=== Exercise materials ===

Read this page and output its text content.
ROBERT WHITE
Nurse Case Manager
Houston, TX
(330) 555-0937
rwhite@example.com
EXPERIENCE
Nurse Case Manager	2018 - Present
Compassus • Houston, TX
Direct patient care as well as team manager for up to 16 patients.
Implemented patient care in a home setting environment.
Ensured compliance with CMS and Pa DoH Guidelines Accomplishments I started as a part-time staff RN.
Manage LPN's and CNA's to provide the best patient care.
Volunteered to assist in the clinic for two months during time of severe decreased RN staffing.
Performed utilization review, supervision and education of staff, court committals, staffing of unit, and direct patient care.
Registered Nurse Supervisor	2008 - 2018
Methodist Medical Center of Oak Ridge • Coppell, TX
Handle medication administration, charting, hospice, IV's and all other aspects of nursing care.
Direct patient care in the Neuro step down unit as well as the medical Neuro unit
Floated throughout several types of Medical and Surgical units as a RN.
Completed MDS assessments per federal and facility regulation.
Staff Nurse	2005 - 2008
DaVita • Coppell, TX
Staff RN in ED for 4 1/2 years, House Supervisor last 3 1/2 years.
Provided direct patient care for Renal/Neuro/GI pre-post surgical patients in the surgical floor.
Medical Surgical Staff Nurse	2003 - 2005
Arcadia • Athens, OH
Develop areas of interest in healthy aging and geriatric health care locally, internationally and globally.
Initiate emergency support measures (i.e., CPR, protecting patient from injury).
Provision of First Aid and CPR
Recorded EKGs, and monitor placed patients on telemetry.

===

*What needs to be done*
Each record must be copied out exactly and in full.

*Expected answer*
Read this page and output its text content.
ROBERT WHITE
Nurse Case Manager
Houston, TX
(330) 555-0937
rwhite@example.com
EXPERIENCE
Nurse Case Manager	2018 - Present
Compassus • Houston, TX
Direct patient care as well as team manager for up to 16 patients.
Implemented patient care in a home setting environment.
Ensured compliance with CMS and Pa DoH Guidelines Accomplishments I started as a part-time staff RN.
Manage LPN's and CNA's to provide the best patient care.
Volunteered to assist in the clinic for two months during time of severe decreased RN staffing.
Performed utilization review, supervision and education of staff, court committals, staffing of unit, and direct patient care.
Registered Nurse Supervisor	2008 - 2018
Methodist Medical Center of Oak Ridge • Coppell, TX
Handle medication administration, charting, hospice, IV's and all other aspects of nursing care.
Direct patient care in the Neuro step down unit as well as the medical Neuro unit
Floated throughout several types of Medical and Surgical units as a RN.
Completed MDS assessments per federal and facility regulation.
Staff Nurse	2005 - 2008
DaVita • Coppell, TX
Staff RN in ED for 4 1/2 years, House Supervisor last 3 1/2 years.
Provided direct patient care for Renal/Neuro/GI pre-post surgical patients in the surgical floor.
Medical Surgical Staff Nurse	2003 - 2005
Arcadia • Athens, OH
Develop areas of interest in healthy aging and geriatric health care locally, internationally and globally.
Initiate emergency support measures (i.e., CPR, protecting patient from injury).
Provision of First Aid and CPR
Recorded EKGs, and monitor placed patients on telemetry.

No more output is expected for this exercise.